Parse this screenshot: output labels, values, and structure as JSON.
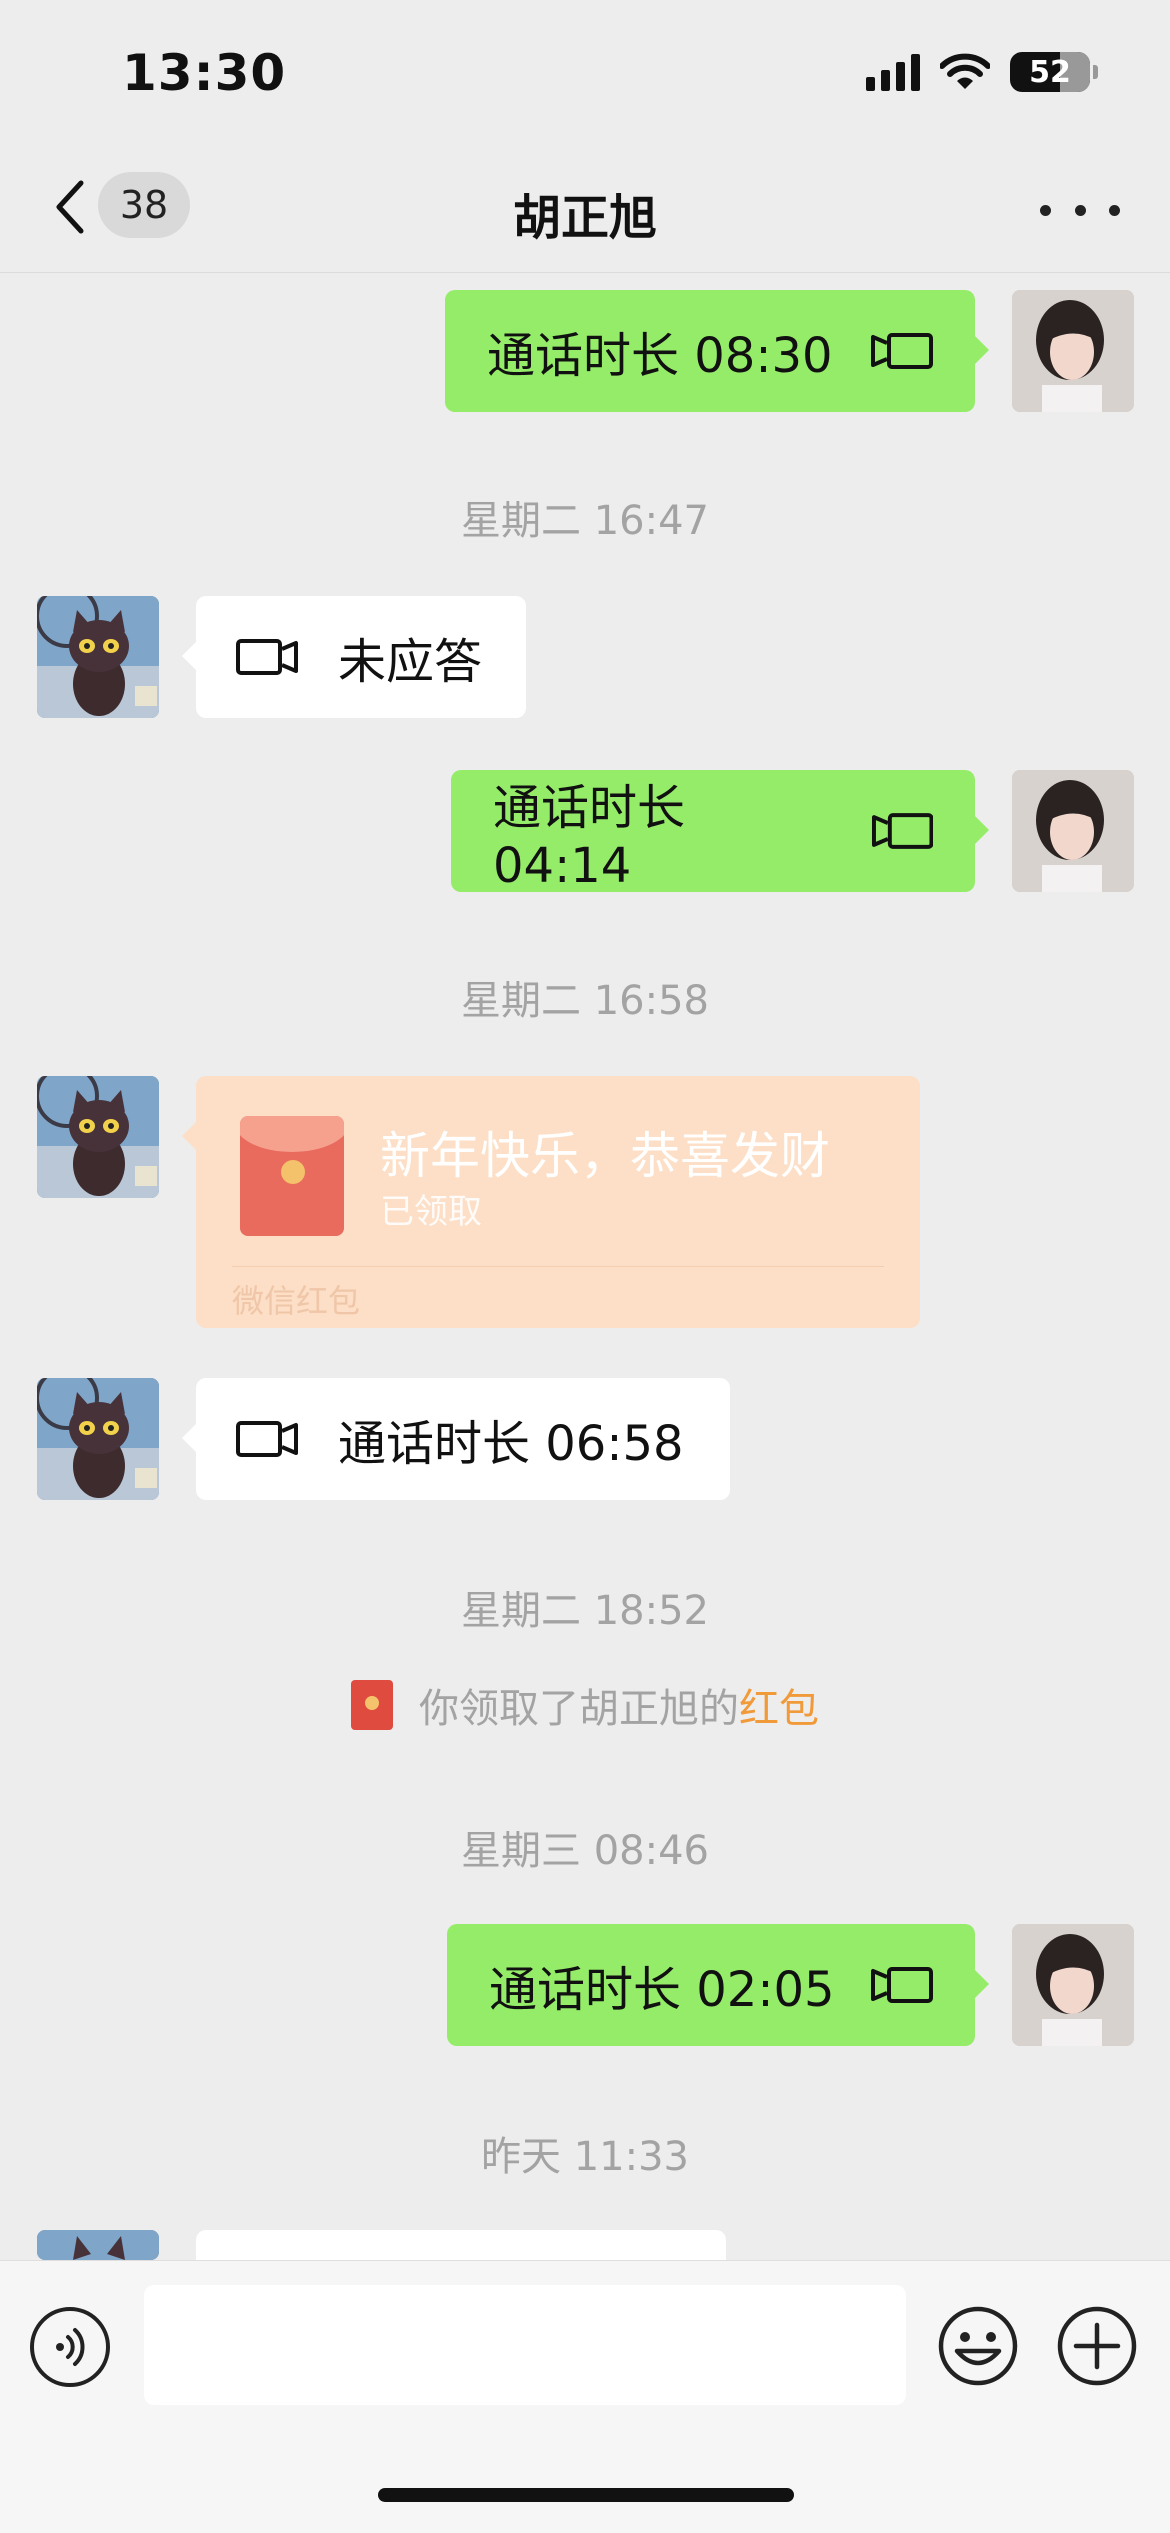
{
  "status_bar": {
    "time": "13:30",
    "battery": "52"
  },
  "nav": {
    "back_badge": "38",
    "title": "胡正旭"
  },
  "messages": [
    {
      "type": "call",
      "side": "out",
      "text": "通话时长 08:30"
    },
    {
      "type": "timestamp",
      "text": "星期二 16:47"
    },
    {
      "type": "call",
      "side": "in",
      "text": "未应答"
    },
    {
      "type": "call",
      "side": "out",
      "text": "通话时长 04:14"
    },
    {
      "type": "timestamp",
      "text": "星期二 16:58"
    },
    {
      "type": "red_packet",
      "side": "in",
      "title": "新年快乐，恭喜发财",
      "status": "已领取",
      "footer": "微信红包"
    },
    {
      "type": "call",
      "side": "in",
      "text": "通话时长 06:58"
    },
    {
      "type": "timestamp",
      "text": "星期二 18:52"
    },
    {
      "type": "system",
      "prefix": "你领取了胡正旭的",
      "link": "红包"
    },
    {
      "type": "timestamp",
      "text": "星期三 08:46"
    },
    {
      "type": "call",
      "side": "out",
      "text": "通话时长 02:05"
    },
    {
      "type": "timestamp",
      "text": "昨天 11:33"
    }
  ],
  "input_bar": {
    "placeholder": ""
  },
  "icons": {
    "back": "chevron-left-icon",
    "more": "more-horizontal-icon",
    "video_call": "video-camera-icon",
    "red_packet": "red-packet-icon",
    "voice": "voice-icon",
    "emoji": "smiley-icon",
    "plus": "plus-circle-icon"
  },
  "colors": {
    "outgoing_bubble": "#95ec69",
    "incoming_bubble": "#ffffff",
    "background": "#ededed",
    "red_packet_bg": "#fcdfc6",
    "link": "#f09a3a"
  }
}
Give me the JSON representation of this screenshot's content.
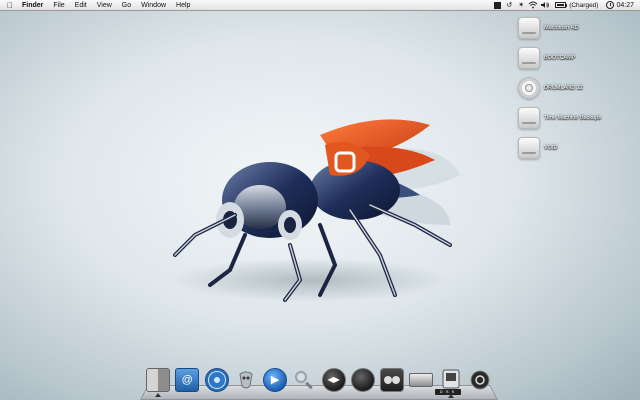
{
  "menubar": {
    "apple_icon": "apple-icon",
    "app_name": "Finder",
    "menus": [
      "File",
      "Edit",
      "View",
      "Go",
      "Window",
      "Help"
    ],
    "status_icons": [
      "display-icon",
      "time-machine-icon",
      "bluetooth-icon",
      "wifi-icon",
      "volume-icon",
      "battery-icon"
    ],
    "battery_status": "(Charged)",
    "battery_level": 1.0,
    "clock": "04:27"
  },
  "desktop_icons": [
    {
      "label": "Macintosh HD",
      "icon": "hard-drive-icon"
    },
    {
      "label": "BOOTCAMP",
      "icon": "hard-drive-icon"
    },
    {
      "label": "DRUMLAND 12",
      "icon": "disc-icon"
    },
    {
      "label": "Time Machine Backups",
      "icon": "hard-drive-icon"
    },
    {
      "label": "VOID",
      "icon": "hard-drive-icon"
    }
  ],
  "dock": {
    "items": [
      {
        "name": "finder",
        "icon": "finder-icon"
      },
      {
        "name": "mail",
        "icon": "mail-icon"
      },
      {
        "name": "safari",
        "icon": "safari-icon"
      },
      {
        "name": "transmission",
        "icon": "transmission-icon"
      },
      {
        "name": "ichat",
        "icon": "video-chat-icon"
      },
      {
        "name": "spotlight",
        "icon": "magnifier-icon"
      },
      {
        "name": "media-player",
        "icon": "media-player-icon"
      },
      {
        "name": "dvd-player",
        "icon": "dvd-icon"
      },
      {
        "name": "game-controller",
        "icon": "gamepad-icon"
      },
      {
        "name": "drive-utility",
        "icon": "drive-icon"
      },
      {
        "name": "desktop-folder",
        "icon": "disk-folder-icon",
        "badge": "D S K"
      },
      {
        "name": "trash",
        "icon": "trash-icon"
      }
    ]
  },
  "colors": {
    "wallpaper_center": "#f2f6f8",
    "wallpaper_edge": "#9fb1ba",
    "fly_orange": "#e2561f",
    "fly_navy": "#1f2f5a"
  }
}
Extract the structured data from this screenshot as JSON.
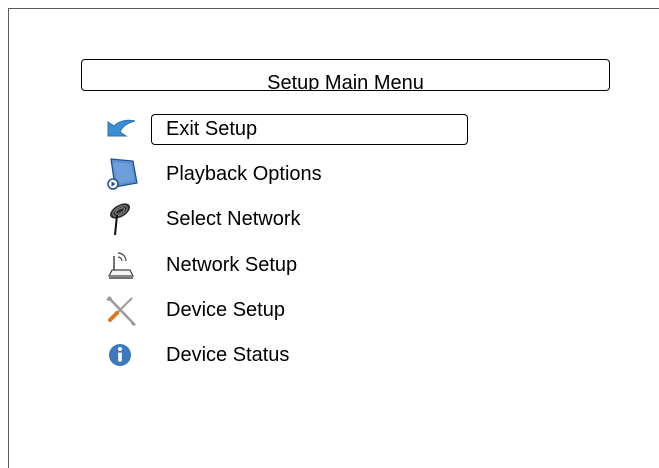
{
  "menu": {
    "title": "Setup Main Menu",
    "items": [
      {
        "label": "Exit Setup",
        "icon": "back-arrow-icon",
        "selected": true
      },
      {
        "label": "Playback Options",
        "icon": "playback-options-icon",
        "selected": false
      },
      {
        "label": "Select Network",
        "icon": "antenna-icon",
        "selected": false
      },
      {
        "label": "Network Setup",
        "icon": "router-icon",
        "selected": false
      },
      {
        "label": "Device Setup",
        "icon": "tools-icon",
        "selected": false
      },
      {
        "label": "Device Status",
        "icon": "info-icon",
        "selected": false
      }
    ]
  },
  "colors": {
    "accent_blue": "#3b78bf",
    "frame_border": "#5a5a5a",
    "text": "#000000"
  }
}
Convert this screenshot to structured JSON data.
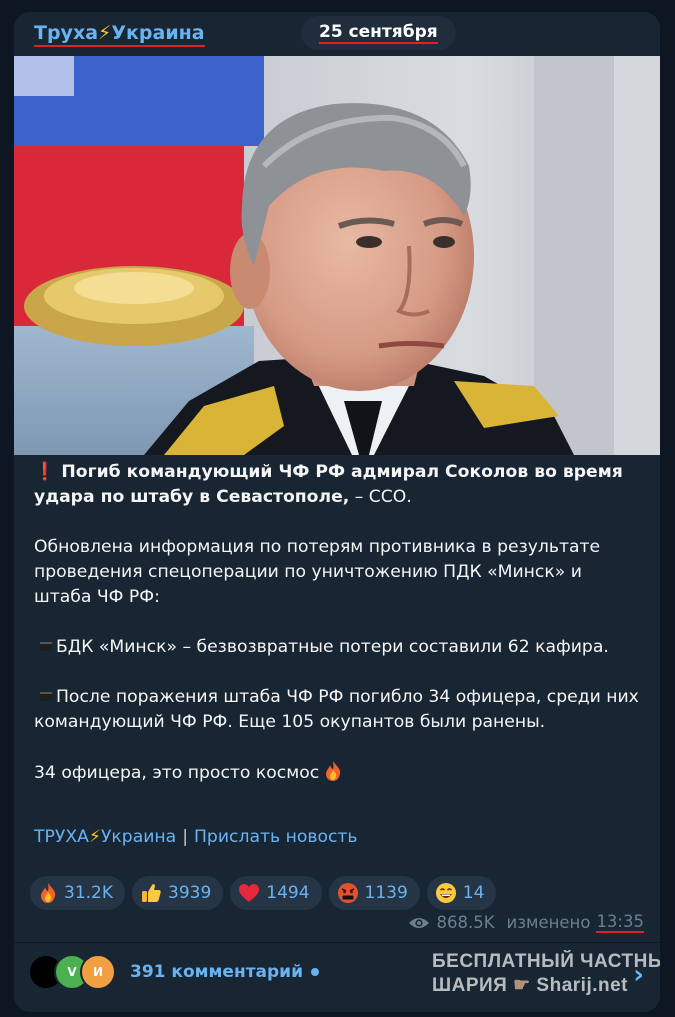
{
  "header": {
    "channel_prefix": "Труха",
    "channel_bolt": "⚡",
    "channel_suffix": "Украина",
    "date": "25 сентября"
  },
  "post": {
    "headline_mark": "❗",
    "headline": "Погиб командующий ЧФ РФ адмирал Соколов во время удара по штабу в Севастополе,",
    "headline_tail": " – ССО.",
    "paragraph1": "Обновлена   информация по потерям противника в результате проведения спецоперации по уничтожению ПДК «Минск» и штаба ЧФ РФ:",
    "item1": "БДК «Минск» – безвозвратные потери составили 62 кафира.",
    "item2": "После поражения штаба ЧФ РФ погибло 34 офицера, среди них командующий ЧФ РФ. Еще 105 окупантов были ранены.",
    "closing": "34 офицера, это просто космос"
  },
  "links": {
    "channel_link_prefix": "ТРУХА",
    "channel_link_bolt": "⚡",
    "channel_link_suffix": "Украина",
    "separator": "|",
    "submit_link": "Прислать новость"
  },
  "reactions": [
    {
      "icon": "fire-icon",
      "count": "31.2K"
    },
    {
      "icon": "thumbs-up-icon",
      "count": "3939"
    },
    {
      "icon": "heart-icon",
      "count": "1494"
    },
    {
      "icon": "angry-face-icon",
      "count": "1139"
    },
    {
      "icon": "grinning-face-icon",
      "count": "14"
    }
  ],
  "meta": {
    "views": "868.5K",
    "edited_label": "изменено",
    "time": "13:35"
  },
  "comments": {
    "avatars": [
      "",
      "V",
      "И"
    ],
    "label": "391 комментарий"
  },
  "watermark": {
    "line1": "БЕСПЛАТНЫЙ ЧАСТНЫЙ",
    "line2_left": "ШАРИЯ",
    "line2_right": "Sharij.net"
  },
  "colors": {
    "background": "#0e1621",
    "bubble": "#182533",
    "accent": "#6ab3f3",
    "underline": "#e0202a"
  }
}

§ **Written instruction**
Pictures in the records above are left out; print everything else exactly as written.

§ **Output of the exercise**
Parse this screenshot: output labels, values, and structure as JSON.
{
  "status_bar": {
    "time": "13:30",
    "battery": "52"
  },
  "nav": {
    "back_badge": "38",
    "title": "胡正旭"
  },
  "messages": [
    {
      "type": "call",
      "side": "out",
      "text": "通话时长 08:30"
    },
    {
      "type": "timestamp",
      "text": "星期二 16:47"
    },
    {
      "type": "call",
      "side": "in",
      "text": "未应答"
    },
    {
      "type": "call",
      "side": "out",
      "text": "通话时长 04:14"
    },
    {
      "type": "timestamp",
      "text": "星期二 16:58"
    },
    {
      "type": "red_packet",
      "side": "in",
      "title": "新年快乐，恭喜发财",
      "status": "已领取",
      "footer": "微信红包"
    },
    {
      "type": "call",
      "side": "in",
      "text": "通话时长 06:58"
    },
    {
      "type": "timestamp",
      "text": "星期二 18:52"
    },
    {
      "type": "system",
      "prefix": "你领取了胡正旭的",
      "link": "红包"
    },
    {
      "type": "timestamp",
      "text": "星期三 08:46"
    },
    {
      "type": "call",
      "side": "out",
      "text": "通话时长 02:05"
    },
    {
      "type": "timestamp",
      "text": "昨天 11:33"
    }
  ],
  "input_bar": {
    "placeholder": ""
  },
  "icons": {
    "back": "chevron-left-icon",
    "more": "more-horizontal-icon",
    "video_call": "video-camera-icon",
    "red_packet": "red-packet-icon",
    "voice": "voice-icon",
    "emoji": "smiley-icon",
    "plus": "plus-circle-icon"
  },
  "colors": {
    "outgoing_bubble": "#95ec69",
    "incoming_bubble": "#ffffff",
    "background": "#ededed",
    "red_packet_bg": "#fcdfc6",
    "link": "#f09a3a"
  }
}
Give me the JSON representation of this screenshot's content.
{
  "menubar": {
    "apple_icon": "apple-icon",
    "app_name": "Finder",
    "menus": [
      "File",
      "Edit",
      "View",
      "Go",
      "Window",
      "Help"
    ],
    "status_icons": [
      "display-icon",
      "time-machine-icon",
      "bluetooth-icon",
      "wifi-icon",
      "volume-icon",
      "battery-icon"
    ],
    "battery_status": "(Charged)",
    "battery_level": 1.0,
    "clock": "04:27"
  },
  "desktop_icons": [
    {
      "label": "Macintosh HD",
      "icon": "hard-drive-icon"
    },
    {
      "label": "BOOTCAMP",
      "icon": "hard-drive-icon"
    },
    {
      "label": "DRUMLAND 12",
      "icon": "disc-icon"
    },
    {
      "label": "Time Machine Backups",
      "icon": "hard-drive-icon"
    },
    {
      "label": "VOID",
      "icon": "hard-drive-icon"
    }
  ],
  "dock": {
    "items": [
      {
        "name": "finder",
        "icon": "finder-icon"
      },
      {
        "name": "mail",
        "icon": "mail-icon"
      },
      {
        "name": "safari",
        "icon": "safari-icon"
      },
      {
        "name": "transmission",
        "icon": "transmission-icon"
      },
      {
        "name": "ichat",
        "icon": "video-chat-icon"
      },
      {
        "name": "spotlight",
        "icon": "magnifier-icon"
      },
      {
        "name": "media-player",
        "icon": "media-player-icon"
      },
      {
        "name": "dvd-player",
        "icon": "dvd-icon"
      },
      {
        "name": "game-controller",
        "icon": "gamepad-icon"
      },
      {
        "name": "drive-utility",
        "icon": "drive-icon"
      },
      {
        "name": "desktop-folder",
        "icon": "disk-folder-icon",
        "badge": "D S K"
      },
      {
        "name": "trash",
        "icon": "trash-icon"
      }
    ]
  },
  "colors": {
    "wallpaper_center": "#f2f6f8",
    "wallpaper_edge": "#9fb1ba",
    "fly_orange": "#e2561f",
    "fly_navy": "#1f2f5a"
  }
}
Extract the structured data from this screenshot as JSON.
{
  "menu": {
    "title": "Setup Main Menu",
    "items": [
      {
        "label": "Exit Setup",
        "icon": "back-arrow-icon",
        "selected": true
      },
      {
        "label": "Playback Options",
        "icon": "playback-options-icon",
        "selected": false
      },
      {
        "label": "Select Network",
        "icon": "antenna-icon",
        "selected": false
      },
      {
        "label": "Network Setup",
        "icon": "router-icon",
        "selected": false
      },
      {
        "label": "Device Setup",
        "icon": "tools-icon",
        "selected": false
      },
      {
        "label": "Device Status",
        "icon": "info-icon",
        "selected": false
      }
    ]
  },
  "colors": {
    "accent_blue": "#3b78bf",
    "frame_border": "#5a5a5a",
    "text": "#000000"
  }
}
Convert this screenshot to structured JSON data.
{
  "header": {
    "channel_prefix": "Труха",
    "channel_bolt": "⚡",
    "channel_suffix": "Украина",
    "date": "25 сентября"
  },
  "post": {
    "headline_mark": "❗",
    "headline": "Погиб командующий ЧФ РФ адмирал Соколов во время удара по штабу в Севастополе,",
    "headline_tail": " – ССО.",
    "paragraph1": "Обновлена   информация по потерям противника в результате проведения спецоперации по уничтожению ПДК «Минск» и штаба ЧФ РФ:",
    "item1": "БДК «Минск» – безвозвратные потери составили 62 кафира.",
    "item2": "После поражения штаба ЧФ РФ погибло 34 офицера, среди них командующий ЧФ РФ. Еще 105 окупантов были ранены.",
    "closing": "34 офицера, это просто космос"
  },
  "links": {
    "channel_link_prefix": "ТРУХА",
    "channel_link_bolt": "⚡",
    "channel_link_suffix": "Украина",
    "separator": "|",
    "submit_link": "Прислать новость"
  },
  "reactions": [
    {
      "icon": "fire-icon",
      "count": "31.2K"
    },
    {
      "icon": "thumbs-up-icon",
      "count": "3939"
    },
    {
      "icon": "heart-icon",
      "count": "1494"
    },
    {
      "icon": "angry-face-icon",
      "count": "1139"
    },
    {
      "icon": "grinning-face-icon",
      "count": "14"
    }
  ],
  "meta": {
    "views": "868.5K",
    "edited_label": "изменено",
    "time": "13:35"
  },
  "comments": {
    "avatars": [
      "",
      "V",
      "И"
    ],
    "label": "391 комментарий"
  },
  "watermark": {
    "line1": "БЕСПЛАТНЫЙ ЧАСТНЫЙ",
    "line2_left": "ШАРИЯ",
    "line2_right": "Sharij.net"
  },
  "colors": {
    "background": "#0e1621",
    "bubble": "#182533",
    "accent": "#6ab3f3",
    "underline": "#e0202a"
  }
}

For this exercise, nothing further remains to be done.